> [EXERCISE INSTRUCTIONS] Across the entries, how many lines have the string "лицо" in them? Reply with only a number.

> [DATA SECTION]
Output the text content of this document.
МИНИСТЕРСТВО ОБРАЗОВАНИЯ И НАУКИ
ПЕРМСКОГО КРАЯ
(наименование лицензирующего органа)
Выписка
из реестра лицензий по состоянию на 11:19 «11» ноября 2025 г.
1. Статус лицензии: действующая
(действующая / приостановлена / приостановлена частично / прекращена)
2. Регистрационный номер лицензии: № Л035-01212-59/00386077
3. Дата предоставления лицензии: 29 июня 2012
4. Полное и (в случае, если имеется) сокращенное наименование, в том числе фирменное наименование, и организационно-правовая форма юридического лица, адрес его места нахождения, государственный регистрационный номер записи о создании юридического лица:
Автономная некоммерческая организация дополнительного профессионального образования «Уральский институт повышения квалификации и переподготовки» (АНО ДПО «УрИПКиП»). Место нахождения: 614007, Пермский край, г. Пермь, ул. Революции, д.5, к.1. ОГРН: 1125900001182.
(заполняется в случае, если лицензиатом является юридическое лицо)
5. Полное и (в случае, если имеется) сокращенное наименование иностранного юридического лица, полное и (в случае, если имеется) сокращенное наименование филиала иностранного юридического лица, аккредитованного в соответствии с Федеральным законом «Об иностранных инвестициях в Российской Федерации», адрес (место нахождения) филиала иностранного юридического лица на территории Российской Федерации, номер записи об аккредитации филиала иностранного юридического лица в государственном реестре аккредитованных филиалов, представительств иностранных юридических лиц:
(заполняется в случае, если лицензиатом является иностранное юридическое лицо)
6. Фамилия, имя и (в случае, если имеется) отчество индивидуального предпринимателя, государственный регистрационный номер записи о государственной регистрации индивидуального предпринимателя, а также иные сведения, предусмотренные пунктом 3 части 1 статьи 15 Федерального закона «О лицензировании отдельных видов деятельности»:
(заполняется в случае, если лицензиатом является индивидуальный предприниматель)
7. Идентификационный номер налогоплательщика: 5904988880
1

> [SOLUTION] 2